DATA RECORDS:
-=-=-
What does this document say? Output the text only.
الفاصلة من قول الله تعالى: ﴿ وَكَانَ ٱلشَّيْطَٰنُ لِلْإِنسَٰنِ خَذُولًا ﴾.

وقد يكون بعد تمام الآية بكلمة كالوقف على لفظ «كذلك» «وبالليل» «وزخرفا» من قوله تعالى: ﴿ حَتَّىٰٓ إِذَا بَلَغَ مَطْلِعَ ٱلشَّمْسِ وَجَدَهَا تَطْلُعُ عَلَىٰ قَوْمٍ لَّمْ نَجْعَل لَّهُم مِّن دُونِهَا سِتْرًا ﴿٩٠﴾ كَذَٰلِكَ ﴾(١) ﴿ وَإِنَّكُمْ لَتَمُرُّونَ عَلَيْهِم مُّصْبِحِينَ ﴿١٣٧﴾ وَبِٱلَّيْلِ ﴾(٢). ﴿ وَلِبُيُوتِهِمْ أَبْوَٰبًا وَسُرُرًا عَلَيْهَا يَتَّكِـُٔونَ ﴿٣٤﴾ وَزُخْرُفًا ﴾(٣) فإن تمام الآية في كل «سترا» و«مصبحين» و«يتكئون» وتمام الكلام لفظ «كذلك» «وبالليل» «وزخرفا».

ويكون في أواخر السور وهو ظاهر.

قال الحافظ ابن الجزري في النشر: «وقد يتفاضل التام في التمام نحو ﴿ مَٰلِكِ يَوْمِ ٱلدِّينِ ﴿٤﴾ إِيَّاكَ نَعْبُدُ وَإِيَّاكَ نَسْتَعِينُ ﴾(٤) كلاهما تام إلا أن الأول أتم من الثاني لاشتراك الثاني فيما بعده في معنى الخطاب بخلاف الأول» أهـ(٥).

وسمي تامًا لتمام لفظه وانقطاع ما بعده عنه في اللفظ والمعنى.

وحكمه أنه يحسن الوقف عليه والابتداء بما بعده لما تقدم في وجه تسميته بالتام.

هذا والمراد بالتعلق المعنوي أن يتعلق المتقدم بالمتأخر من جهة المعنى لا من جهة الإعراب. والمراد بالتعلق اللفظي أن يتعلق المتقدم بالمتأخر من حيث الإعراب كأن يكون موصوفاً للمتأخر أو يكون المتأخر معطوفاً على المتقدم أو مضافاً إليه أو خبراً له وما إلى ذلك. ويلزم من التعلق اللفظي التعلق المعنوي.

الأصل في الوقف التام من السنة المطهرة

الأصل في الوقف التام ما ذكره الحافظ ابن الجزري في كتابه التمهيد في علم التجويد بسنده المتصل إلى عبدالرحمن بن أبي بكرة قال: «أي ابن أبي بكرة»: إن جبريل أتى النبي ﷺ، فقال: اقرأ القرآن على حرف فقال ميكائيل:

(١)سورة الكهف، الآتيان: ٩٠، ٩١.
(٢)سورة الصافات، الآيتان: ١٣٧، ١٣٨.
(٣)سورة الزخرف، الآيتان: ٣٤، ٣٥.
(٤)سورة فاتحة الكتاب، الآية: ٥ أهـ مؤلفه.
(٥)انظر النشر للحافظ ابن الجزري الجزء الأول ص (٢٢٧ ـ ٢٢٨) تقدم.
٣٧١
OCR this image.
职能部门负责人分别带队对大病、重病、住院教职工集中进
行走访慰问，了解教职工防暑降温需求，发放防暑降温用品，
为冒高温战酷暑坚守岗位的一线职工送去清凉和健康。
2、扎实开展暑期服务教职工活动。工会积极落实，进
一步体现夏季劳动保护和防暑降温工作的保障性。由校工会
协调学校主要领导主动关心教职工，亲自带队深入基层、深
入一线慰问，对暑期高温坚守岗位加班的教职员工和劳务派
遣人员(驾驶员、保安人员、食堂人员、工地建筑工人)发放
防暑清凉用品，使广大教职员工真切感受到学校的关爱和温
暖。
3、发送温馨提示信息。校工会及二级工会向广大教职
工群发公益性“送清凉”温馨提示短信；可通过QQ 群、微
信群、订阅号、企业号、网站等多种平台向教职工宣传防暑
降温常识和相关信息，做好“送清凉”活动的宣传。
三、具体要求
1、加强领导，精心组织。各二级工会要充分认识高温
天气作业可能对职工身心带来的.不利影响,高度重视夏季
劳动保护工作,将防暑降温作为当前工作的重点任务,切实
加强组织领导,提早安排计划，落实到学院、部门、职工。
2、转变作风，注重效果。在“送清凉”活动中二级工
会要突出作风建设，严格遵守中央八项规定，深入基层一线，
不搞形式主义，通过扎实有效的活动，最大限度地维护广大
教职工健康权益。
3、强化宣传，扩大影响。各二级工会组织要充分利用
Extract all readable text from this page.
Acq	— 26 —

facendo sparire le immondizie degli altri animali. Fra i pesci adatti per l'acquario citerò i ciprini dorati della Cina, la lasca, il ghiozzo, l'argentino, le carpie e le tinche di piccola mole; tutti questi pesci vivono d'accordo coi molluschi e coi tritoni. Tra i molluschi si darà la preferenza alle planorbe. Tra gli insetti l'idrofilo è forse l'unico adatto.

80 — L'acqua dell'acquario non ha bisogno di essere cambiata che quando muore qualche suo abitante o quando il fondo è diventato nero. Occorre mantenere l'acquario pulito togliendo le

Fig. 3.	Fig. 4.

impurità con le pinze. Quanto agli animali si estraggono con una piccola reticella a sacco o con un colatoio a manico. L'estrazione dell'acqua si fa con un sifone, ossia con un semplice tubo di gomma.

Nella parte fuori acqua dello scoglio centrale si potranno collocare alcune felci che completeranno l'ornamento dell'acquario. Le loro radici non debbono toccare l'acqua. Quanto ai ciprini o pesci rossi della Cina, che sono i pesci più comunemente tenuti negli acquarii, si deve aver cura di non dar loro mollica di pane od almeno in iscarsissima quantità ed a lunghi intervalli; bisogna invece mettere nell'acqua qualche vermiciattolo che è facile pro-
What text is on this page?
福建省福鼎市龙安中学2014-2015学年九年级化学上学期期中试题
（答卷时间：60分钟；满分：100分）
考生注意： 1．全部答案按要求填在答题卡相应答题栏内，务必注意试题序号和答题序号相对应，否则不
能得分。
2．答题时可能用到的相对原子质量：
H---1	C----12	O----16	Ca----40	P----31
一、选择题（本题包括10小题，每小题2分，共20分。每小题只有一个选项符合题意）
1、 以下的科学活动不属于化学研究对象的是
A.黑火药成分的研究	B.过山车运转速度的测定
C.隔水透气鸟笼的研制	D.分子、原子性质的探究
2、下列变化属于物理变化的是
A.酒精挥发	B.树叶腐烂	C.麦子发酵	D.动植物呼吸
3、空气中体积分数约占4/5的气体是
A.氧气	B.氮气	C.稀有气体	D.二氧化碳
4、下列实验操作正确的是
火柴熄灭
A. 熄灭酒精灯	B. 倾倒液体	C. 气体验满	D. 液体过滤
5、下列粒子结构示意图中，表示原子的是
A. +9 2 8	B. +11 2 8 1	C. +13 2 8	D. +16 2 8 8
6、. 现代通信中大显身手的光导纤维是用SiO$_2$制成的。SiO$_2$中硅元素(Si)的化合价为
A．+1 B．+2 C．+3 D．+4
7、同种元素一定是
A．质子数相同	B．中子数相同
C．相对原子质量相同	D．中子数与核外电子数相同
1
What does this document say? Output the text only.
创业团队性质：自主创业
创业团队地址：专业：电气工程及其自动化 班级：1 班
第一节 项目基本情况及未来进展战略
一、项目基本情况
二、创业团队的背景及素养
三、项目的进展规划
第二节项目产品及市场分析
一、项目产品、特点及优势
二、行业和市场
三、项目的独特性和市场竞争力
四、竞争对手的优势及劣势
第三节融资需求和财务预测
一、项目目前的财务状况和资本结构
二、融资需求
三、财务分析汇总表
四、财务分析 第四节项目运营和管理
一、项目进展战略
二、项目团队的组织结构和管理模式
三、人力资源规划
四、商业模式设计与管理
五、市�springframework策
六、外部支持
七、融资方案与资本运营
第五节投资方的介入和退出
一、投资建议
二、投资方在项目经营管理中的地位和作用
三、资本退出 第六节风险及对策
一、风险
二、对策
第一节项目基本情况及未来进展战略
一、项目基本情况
-=-=-
WHAT IS BEING ASKED: Within the records above, how many lines include the word "pesci"? State the number by itself.

ANSWER TO THIS TASK: 2